Your instructions
Isolate every line in the records below with "text" in it.

========================================

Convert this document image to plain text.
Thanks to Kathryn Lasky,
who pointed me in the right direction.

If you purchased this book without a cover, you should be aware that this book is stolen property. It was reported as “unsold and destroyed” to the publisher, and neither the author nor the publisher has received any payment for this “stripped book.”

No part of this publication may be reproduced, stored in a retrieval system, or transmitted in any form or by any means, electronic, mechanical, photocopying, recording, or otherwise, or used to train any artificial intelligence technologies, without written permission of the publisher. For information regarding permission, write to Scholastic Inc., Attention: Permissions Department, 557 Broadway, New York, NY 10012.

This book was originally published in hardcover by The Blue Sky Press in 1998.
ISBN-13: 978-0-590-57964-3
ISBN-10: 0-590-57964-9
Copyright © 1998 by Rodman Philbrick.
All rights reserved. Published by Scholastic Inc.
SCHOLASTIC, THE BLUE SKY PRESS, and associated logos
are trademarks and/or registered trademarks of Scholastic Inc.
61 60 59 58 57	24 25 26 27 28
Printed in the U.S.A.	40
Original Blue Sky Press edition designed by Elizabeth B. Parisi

========================================

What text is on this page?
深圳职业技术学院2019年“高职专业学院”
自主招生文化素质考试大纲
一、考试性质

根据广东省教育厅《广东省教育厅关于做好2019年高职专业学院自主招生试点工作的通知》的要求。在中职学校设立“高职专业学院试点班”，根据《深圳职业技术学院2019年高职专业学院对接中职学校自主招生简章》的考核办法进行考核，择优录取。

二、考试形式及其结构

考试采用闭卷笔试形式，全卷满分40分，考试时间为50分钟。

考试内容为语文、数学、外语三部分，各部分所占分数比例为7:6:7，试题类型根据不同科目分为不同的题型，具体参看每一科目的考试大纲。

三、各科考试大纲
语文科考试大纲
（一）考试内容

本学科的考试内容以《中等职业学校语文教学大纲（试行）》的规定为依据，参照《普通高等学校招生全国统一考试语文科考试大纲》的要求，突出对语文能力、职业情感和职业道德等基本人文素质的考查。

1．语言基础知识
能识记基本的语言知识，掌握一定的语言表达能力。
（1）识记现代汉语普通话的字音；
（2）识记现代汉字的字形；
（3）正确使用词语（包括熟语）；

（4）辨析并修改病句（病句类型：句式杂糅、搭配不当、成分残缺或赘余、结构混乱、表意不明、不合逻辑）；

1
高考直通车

========================================

Completed task
Convert this document image to plain text.
What text is on this page?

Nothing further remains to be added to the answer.